--- start of DATA PROVIDED ---

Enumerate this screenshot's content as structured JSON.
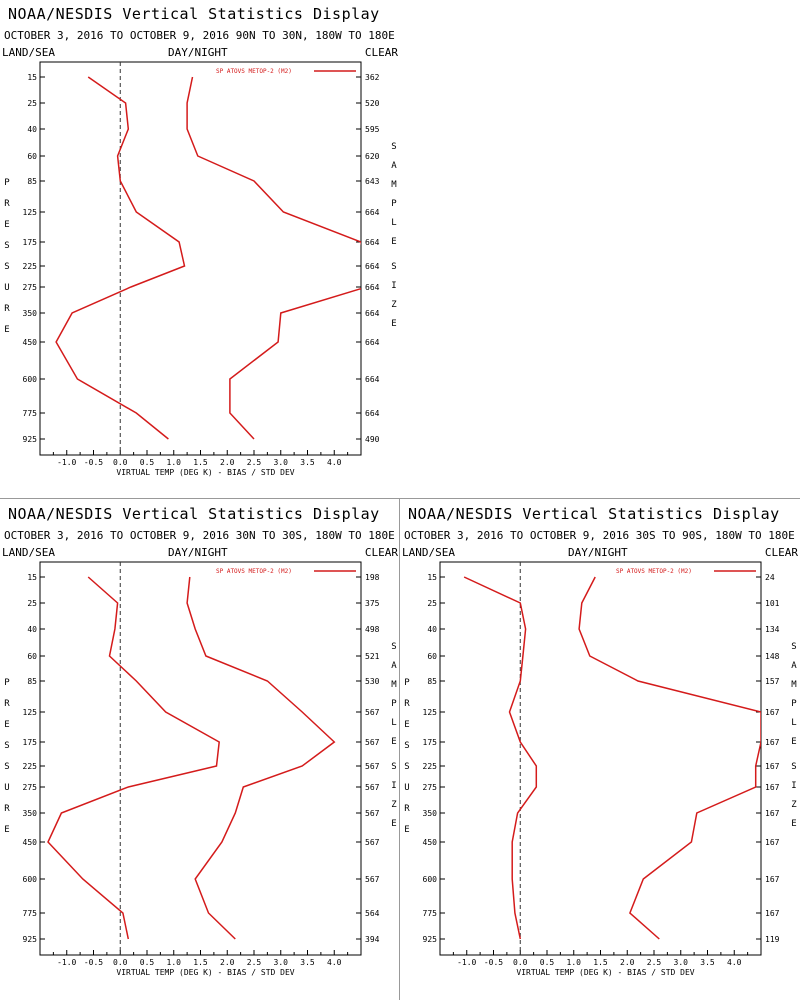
{
  "chart_data": [
    {
      "type": "line",
      "title": "NOAA/NESDIS Vertical Statistics Display",
      "subtitle": "OCTOBER 3, 2016 TO OCTOBER 9, 2016 90N TO 30N, 180W TO 180E",
      "left_label": "LAND/SEA",
      "center_label": "DAY/NIGHT",
      "right_label": "CLEAR",
      "xlabel": "VIRTUAL TEMP (DEG K) - BIAS / STD DEV",
      "ylabel": "PRESSURE",
      "y2label": "SAMPLE SIZE",
      "xlim": [
        -1.5,
        4.5
      ],
      "x_ticks": [
        "-1.0",
        "-0.5",
        "0.0",
        "0.5",
        "1.0",
        "1.5",
        "2.0",
        "2.5",
        "3.0",
        "3.5",
        "4.0"
      ],
      "pressure_levels": [
        "15",
        "25",
        "40",
        "60",
        "85",
        "125",
        "175",
        "225",
        "275",
        "350",
        "450",
        "600",
        "775",
        "925"
      ],
      "sample_size": [
        "362",
        "520",
        "595",
        "620",
        "643",
        "664",
        "664",
        "664",
        "664",
        "664",
        "664",
        "664",
        "664",
        "490"
      ],
      "legend": "SP ATOVS METOP-2 (M2)",
      "series": [
        {
          "name": "BIAS",
          "values": [
            -0.6,
            0.1,
            0.15,
            -0.05,
            0.0,
            0.3,
            1.1,
            1.2,
            0.2,
            -0.9,
            -1.2,
            -0.8,
            0.3,
            0.9
          ]
        },
        {
          "name": "STD DEV",
          "values": [
            1.35,
            1.25,
            1.25,
            1.45,
            2.5,
            3.05,
            4.5,
            4.6,
            4.6,
            3.0,
            2.95,
            2.05,
            2.05,
            2.5
          ]
        }
      ]
    },
    {
      "type": "line",
      "title": "NOAA/NESDIS Vertical Statistics Display",
      "subtitle": "OCTOBER 3, 2016 TO OCTOBER 9, 2016 30N TO 30S, 180W TO 180E",
      "left_label": "LAND/SEA",
      "center_label": "DAY/NIGHT",
      "right_label": "CLEAR",
      "xlabel": "VIRTUAL TEMP (DEG K) - BIAS / STD DEV",
      "ylabel": "PRESSURE",
      "y2label": "SAMPLE SIZE",
      "xlim": [
        -1.5,
        4.5
      ],
      "x_ticks": [
        "-1.0",
        "-0.5",
        "0.0",
        "0.5",
        "1.0",
        "1.5",
        "2.0",
        "2.5",
        "3.0",
        "3.5",
        "4.0"
      ],
      "pressure_levels": [
        "15",
        "25",
        "40",
        "60",
        "85",
        "125",
        "175",
        "225",
        "275",
        "350",
        "450",
        "600",
        "775",
        "925"
      ],
      "sample_size": [
        "198",
        "375",
        "498",
        "521",
        "530",
        "567",
        "567",
        "567",
        "567",
        "567",
        "567",
        "567",
        "564",
        "394"
      ],
      "legend": "SP ATOVS METOP-2 (M2)",
      "series": [
        {
          "name": "BIAS",
          "values": [
            -0.6,
            -0.05,
            -0.1,
            -0.2,
            0.3,
            0.85,
            1.85,
            1.8,
            0.15,
            -1.1,
            -1.35,
            -0.7,
            0.05,
            0.15
          ]
        },
        {
          "name": "STD DEV",
          "values": [
            1.3,
            1.25,
            1.4,
            1.6,
            2.75,
            3.4,
            4.0,
            3.4,
            2.3,
            2.15,
            1.9,
            1.4,
            1.65,
            2.15
          ]
        }
      ]
    },
    {
      "type": "line",
      "title": "NOAA/NESDIS Vertical Statistics Display",
      "subtitle": "OCTOBER 3, 2016 TO OCTOBER 9, 2016 30S TO 90S, 180W TO 180E",
      "left_label": "LAND/SEA",
      "center_label": "DAY/NIGHT",
      "right_label": "CLEAR",
      "xlabel": "VIRTUAL TEMP (DEG K) - BIAS / STD DEV",
      "ylabel": "PRESSURE",
      "y2label": "SAMPLE SIZE",
      "xlim": [
        -1.5,
        4.5
      ],
      "x_ticks": [
        "-1.0",
        "-0.5",
        "0.0",
        "0.5",
        "1.0",
        "1.5",
        "2.0",
        "2.5",
        "3.0",
        "3.5",
        "4.0"
      ],
      "pressure_levels": [
        "15",
        "25",
        "40",
        "60",
        "85",
        "125",
        "175",
        "225",
        "275",
        "350",
        "450",
        "600",
        "775",
        "925"
      ],
      "sample_size": [
        "24",
        "101",
        "134",
        "148",
        "157",
        "167",
        "167",
        "167",
        "167",
        "167",
        "167",
        "167",
        "167",
        "119"
      ],
      "legend": "SP ATOVS METOP-2 (M2)",
      "series": [
        {
          "name": "BIAS",
          "values": [
            -1.05,
            0.0,
            0.1,
            0.05,
            0.0,
            -0.2,
            0.0,
            0.3,
            0.3,
            -0.05,
            -0.15,
            -0.15,
            -0.1,
            0.0
          ]
        },
        {
          "name": "STD DEV",
          "values": [
            1.4,
            1.15,
            1.1,
            1.3,
            2.2,
            4.5,
            4.5,
            4.4,
            4.4,
            3.3,
            3.2,
            2.3,
            2.05,
            2.6
          ]
        }
      ]
    }
  ]
}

--- end of DATA PROVIDED ---

Provide only the number of lines in the entries that hold the word "OCTOBER".

3